What to work on: Return the listing below in full, with every line exactly as it is.

──────── Material supplied ────────

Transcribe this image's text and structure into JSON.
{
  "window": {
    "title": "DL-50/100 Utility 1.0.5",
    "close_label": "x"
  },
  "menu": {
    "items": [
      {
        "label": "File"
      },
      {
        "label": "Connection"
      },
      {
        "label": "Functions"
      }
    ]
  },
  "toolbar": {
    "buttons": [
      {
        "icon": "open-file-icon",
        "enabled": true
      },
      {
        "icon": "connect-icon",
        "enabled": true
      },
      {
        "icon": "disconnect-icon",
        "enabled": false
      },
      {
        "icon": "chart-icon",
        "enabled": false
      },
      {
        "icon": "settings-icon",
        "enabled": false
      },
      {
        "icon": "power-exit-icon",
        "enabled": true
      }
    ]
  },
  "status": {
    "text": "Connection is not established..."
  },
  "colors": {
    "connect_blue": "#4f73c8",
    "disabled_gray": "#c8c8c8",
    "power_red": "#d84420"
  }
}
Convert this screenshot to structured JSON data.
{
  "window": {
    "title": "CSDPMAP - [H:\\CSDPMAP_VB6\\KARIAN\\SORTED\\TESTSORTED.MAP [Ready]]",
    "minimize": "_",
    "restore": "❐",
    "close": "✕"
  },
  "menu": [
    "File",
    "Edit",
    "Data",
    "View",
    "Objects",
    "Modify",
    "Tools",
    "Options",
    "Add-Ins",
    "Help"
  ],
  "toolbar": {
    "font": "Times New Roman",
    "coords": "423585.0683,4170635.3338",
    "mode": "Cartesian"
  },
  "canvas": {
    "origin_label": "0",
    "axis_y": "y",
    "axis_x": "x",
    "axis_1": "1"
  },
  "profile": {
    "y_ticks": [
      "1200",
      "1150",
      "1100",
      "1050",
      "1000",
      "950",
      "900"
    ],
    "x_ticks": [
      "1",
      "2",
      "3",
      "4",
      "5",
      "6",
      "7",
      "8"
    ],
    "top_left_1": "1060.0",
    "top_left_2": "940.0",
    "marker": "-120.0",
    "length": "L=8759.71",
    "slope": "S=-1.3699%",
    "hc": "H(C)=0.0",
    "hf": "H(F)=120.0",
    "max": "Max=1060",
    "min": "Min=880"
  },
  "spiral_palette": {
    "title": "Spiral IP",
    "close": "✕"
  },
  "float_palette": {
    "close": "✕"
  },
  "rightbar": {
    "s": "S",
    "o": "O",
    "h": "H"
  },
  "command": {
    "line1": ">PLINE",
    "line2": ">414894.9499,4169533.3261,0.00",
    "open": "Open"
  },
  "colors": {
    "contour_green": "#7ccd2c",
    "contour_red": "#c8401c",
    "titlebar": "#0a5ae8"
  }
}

────────

In response:
Transcribe this image's text and structure into JSON.
{
  "window": {
    "title": "DL-50/100 Utility 1.0.5",
    "close_label": "x"
  },
  "menu": {
    "items": [
      {
        "label": "File"
      },
      {
        "label": "Connection"
      },
      {
        "label": "Functions"
      }
    ]
  },
  "toolbar": {
    "buttons": [
      {
        "icon": "open-file-icon",
        "enabled": true
      },
      {
        "icon": "connect-icon",
        "enabled": true
      },
      {
        "icon": "disconnect-icon",
        "enabled": false
      },
      {
        "icon": "chart-icon",
        "enabled": false
      },
      {
        "icon": "settings-icon",
        "enabled": false
      },
      {
        "icon": "power-exit-icon",
        "enabled": true
      }
    ]
  },
  "status": {
    "text": "Connection is not established..."
  },
  "colors": {
    "connect_blue": "#4f73c8",
    "disabled_gray": "#c8c8c8",
    "power_red": "#d84420"
  }
}
Convert this screenshot to structured JSON data.
{
  "window": {
    "title": "CSDPMAP - [H:\\CSDPMAP_VB6\\KARIAN\\SORTED\\TESTSORTED.MAP [Ready]]",
    "minimize": "_",
    "restore": "❐",
    "close": "✕"
  },
  "menu": [
    "File",
    "Edit",
    "Data",
    "View",
    "Objects",
    "Modify",
    "Tools",
    "Options",
    "Add-Ins",
    "Help"
  ],
  "toolbar": {
    "font": "Times New Roman",
    "coords": "423585.0683,4170635.3338",
    "mode": "Cartesian"
  },
  "canvas": {
    "origin_label": "0",
    "axis_y": "y",
    "axis_x": "x",
    "axis_1": "1"
  },
  "profile": {
    "y_ticks": [
      "1200",
      "1150",
      "1100",
      "1050",
      "1000",
      "950",
      "900"
    ],
    "x_ticks": [
      "1",
      "2",
      "3",
      "4",
      "5",
      "6",
      "7",
      "8"
    ],
    "top_left_1": "1060.0",
    "top_left_2": "940.0",
    "marker": "-120.0",
    "length": "L=8759.71",
    "slope": "S=-1.3699%",
    "hc": "H(C)=0.0",
    "hf": "H(F)=120.0",
    "max": "Max=1060",
    "min": "Min=880"
  },
  "spiral_palette": {
    "title": "Spiral IP",
    "close": "✕"
  },
  "float_palette": {
    "close": "✕"
  },
  "rightbar": {
    "s": "S",
    "o": "O",
    "h": "H"
  },
  "command": {
    "line1": ">PLINE",
    "line2": ">414894.9499,4169533.3261,0.00",
    "open": "Open"
  },
  "colors": {
    "contour_green": "#7ccd2c",
    "contour_red": "#c8401c",
    "titlebar": "#0a5ae8"
  }
}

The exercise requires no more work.